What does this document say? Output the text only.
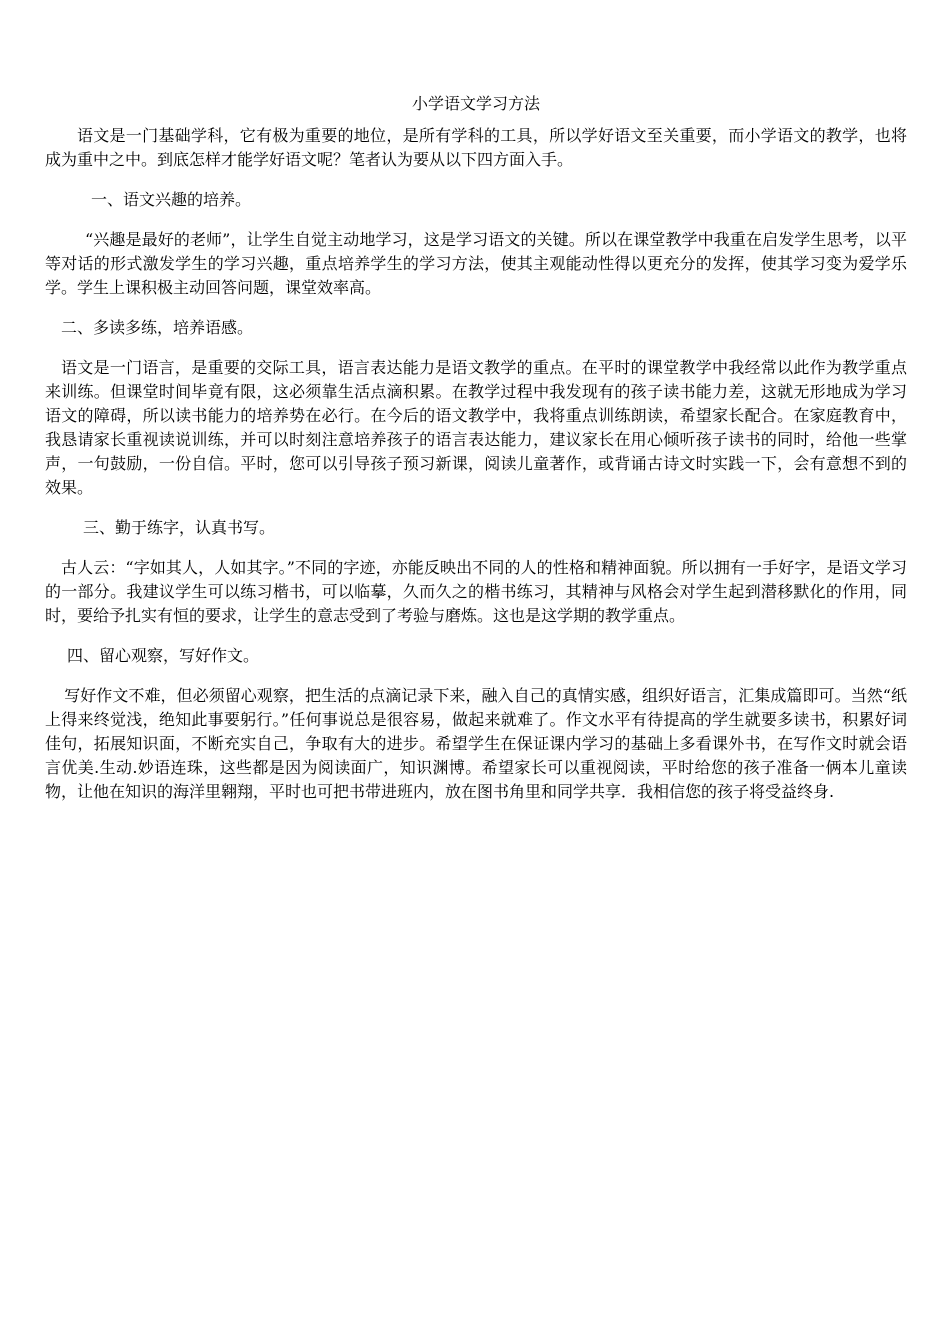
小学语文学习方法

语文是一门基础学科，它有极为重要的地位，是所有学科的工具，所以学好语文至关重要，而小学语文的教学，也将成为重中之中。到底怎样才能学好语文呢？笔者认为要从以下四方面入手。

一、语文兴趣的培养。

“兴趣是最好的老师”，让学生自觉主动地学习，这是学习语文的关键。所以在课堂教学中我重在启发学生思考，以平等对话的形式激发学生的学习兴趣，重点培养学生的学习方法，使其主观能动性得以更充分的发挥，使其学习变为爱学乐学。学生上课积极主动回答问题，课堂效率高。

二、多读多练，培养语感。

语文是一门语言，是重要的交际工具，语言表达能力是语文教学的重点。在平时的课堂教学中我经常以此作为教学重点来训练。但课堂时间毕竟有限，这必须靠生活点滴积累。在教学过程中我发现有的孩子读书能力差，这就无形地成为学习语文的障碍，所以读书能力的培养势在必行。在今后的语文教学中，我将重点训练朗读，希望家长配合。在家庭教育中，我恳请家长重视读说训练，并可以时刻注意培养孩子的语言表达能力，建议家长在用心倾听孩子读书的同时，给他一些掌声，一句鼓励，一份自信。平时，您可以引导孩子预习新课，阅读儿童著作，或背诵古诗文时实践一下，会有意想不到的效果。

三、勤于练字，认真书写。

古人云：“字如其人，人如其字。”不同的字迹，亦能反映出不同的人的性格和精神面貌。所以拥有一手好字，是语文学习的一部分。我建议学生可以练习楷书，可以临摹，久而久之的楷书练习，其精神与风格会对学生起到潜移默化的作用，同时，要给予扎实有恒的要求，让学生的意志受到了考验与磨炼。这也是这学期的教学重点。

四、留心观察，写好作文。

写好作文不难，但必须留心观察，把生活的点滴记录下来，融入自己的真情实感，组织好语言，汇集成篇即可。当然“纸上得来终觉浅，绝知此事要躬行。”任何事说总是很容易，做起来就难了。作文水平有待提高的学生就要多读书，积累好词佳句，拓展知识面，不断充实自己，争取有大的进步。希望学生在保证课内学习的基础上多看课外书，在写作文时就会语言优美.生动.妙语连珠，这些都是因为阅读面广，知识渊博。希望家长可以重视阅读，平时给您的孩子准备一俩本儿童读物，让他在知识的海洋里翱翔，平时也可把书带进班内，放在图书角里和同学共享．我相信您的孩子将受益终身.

━━━

▸ Given problem
Copy all the data exactly as written, but skip any picture.

▸ Written reply
What does this document say? Output the text only.
小学语文学习方法

语文是一门基础学科，它有极为重要的地位，是所有学科的工具，所以学好语文至关重要，而小学语文的教学，也将成为重中之中。到底怎样才能学好语文呢？笔者认为要从以下四方面入手。

一、语文兴趣的培养。

“兴趣是最好的老师”，让学生自觉主动地学习，这是学习语文的关键。所以在课堂教学中我重在启发学生思考，以平等对话的形式激发学生的学习兴趣，重点培养学生的学习方法，使其主观能动性得以更充分的发挥，使其学习变为爱学乐学。学生上课积极主动回答问题，课堂效率高。

二、多读多练，培养语感。

语文是一门语言，是重要的交际工具，语言表达能力是语文教学的重点。在平时的课堂教学中我经常以此作为教学重点来训练。但课堂时间毕竟有限，这必须靠生活点滴积累。在教学过程中我发现有的孩子读书能力差，这就无形地成为学习语文的障碍，所以读书能力的培养势在必行。在今后的语文教学中，我将重点训练朗读，希望家长配合。在家庭教育中，我恳请家长重视读说训练，并可以时刻注意培养孩子的语言表达能力，建议家长在用心倾听孩子读书的同时，给他一些掌声，一句鼓励，一份自信。平时，您可以引导孩子预习新课，阅读儿童著作，或背诵古诗文时实践一下，会有意想不到的效果。

三、勤于练字，认真书写。

古人云：“字如其人，人如其字。”不同的字迹，亦能反映出不同的人的性格和精神面貌。所以拥有一手好字，是语文学习的一部分。我建议学生可以练习楷书，可以临摹，久而久之的楷书练习，其精神与风格会对学生起到潜移默化的作用，同时，要给予扎实有恒的要求，让学生的意志受到了考验与磨炼。这也是这学期的教学重点。

四、留心观察，写好作文。

写好作文不难，但必须留心观察，把生活的点滴记录下来，融入自己的真情实感，组织好语言，汇集成篇即可。当然“纸上得来终觉浅，绝知此事要躬行。”任何事说总是很容易，做起来就难了。作文水平有待提高的学生就要多读书，积累好词佳句，拓展知识面，不断充实自己，争取有大的进步。希望学生在保证课内学习的基础上多看课外书，在写作文时就会语言优美.生动.妙语连珠，这些都是因为阅读面广，知识渊博。希望家长可以重视阅读，平时给您的孩子准备一俩本儿童读物，让他在知识的海洋里翱翔，平时也可把书带进班内，放在图书角里和同学共享．我相信您的孩子将受益终身.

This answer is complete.